TASK TO CARRY OUT> Retype every entry exactly, character for character.

═══ DATA PROVIDED

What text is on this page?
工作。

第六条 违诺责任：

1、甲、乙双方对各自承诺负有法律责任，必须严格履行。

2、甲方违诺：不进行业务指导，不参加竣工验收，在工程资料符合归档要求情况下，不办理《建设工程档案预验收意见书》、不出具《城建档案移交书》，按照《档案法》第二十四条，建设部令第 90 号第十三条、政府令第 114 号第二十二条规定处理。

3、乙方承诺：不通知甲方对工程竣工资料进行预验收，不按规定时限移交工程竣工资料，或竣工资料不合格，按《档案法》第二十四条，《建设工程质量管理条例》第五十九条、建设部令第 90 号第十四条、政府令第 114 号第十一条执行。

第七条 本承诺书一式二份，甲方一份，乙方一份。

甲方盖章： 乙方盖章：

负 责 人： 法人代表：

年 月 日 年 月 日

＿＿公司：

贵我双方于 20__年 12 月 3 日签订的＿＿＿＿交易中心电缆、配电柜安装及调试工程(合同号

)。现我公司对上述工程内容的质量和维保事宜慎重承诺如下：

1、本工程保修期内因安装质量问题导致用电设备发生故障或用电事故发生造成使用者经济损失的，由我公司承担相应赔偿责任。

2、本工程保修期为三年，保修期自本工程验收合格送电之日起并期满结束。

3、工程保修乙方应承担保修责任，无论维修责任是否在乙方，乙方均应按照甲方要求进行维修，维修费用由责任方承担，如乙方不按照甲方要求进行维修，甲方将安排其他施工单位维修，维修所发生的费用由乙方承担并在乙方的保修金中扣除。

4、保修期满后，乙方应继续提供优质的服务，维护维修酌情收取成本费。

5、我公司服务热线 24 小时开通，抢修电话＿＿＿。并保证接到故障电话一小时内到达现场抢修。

══════

COMPLETE ANSWER>
What text is on this page?
工作。

第六条 违诺责任：

1、甲、乙双方对各自承诺负有法律责任，必须严格履行。

2、甲方违诺：不进行业务指导，不参加竣工验收，在工程资料符合归档要求情况下，不办理《建设工程档案预验收意见书》、不出具《城建档案移交书》，按照《档案法》第二十四条，建设部令第 90 号第十三条、政府令第 114 号第二十二条规定处理。

3、乙方承诺：不通知甲方对工程竣工资料进行预验收，不按规定时限移交工程竣工资料，或竣工资料不合格，按《档案法》第二十四条，《建设工程质量管理条例》第五十九条、建设部令第 90 号第十四条、政府令第 114 号第十一条执行。

第七条 本承诺书一式二份，甲方一份，乙方一份。

甲方盖章： 乙方盖章：

负 责 人： 法人代表：

年 月 日 年 月 日

＿＿公司：

贵我双方于 20__年 12 月 3 日签订的＿＿＿＿交易中心电缆、配电柜安装及调试工程(合同号

)。现我公司对上述工程内容的质量和维保事宜慎重承诺如下：

1、本工程保修期内因安装质量问题导致用电设备发生故障或用电事故发生造成使用者经济损失的，由我公司承担相应赔偿责任。

2、本工程保修期为三年，保修期自本工程验收合格送电之日起并期满结束。

3、工程保修乙方应承担保修责任，无论维修责任是否在乙方，乙方均应按照甲方要求进行维修，维修费用由责任方承担，如乙方不按照甲方要求进行维修，甲方将安排其他施工单位维修，维修所发生的费用由乙方承担并在乙方的保修金中扣除。

4、保修期满后，乙方应继续提供优质的服务，维护维修酌情收取成本费。

5、我公司服务热线 24 小时开通，抢修电话＿＿＿。并保证接到故障电话一小时内到达现场抢修。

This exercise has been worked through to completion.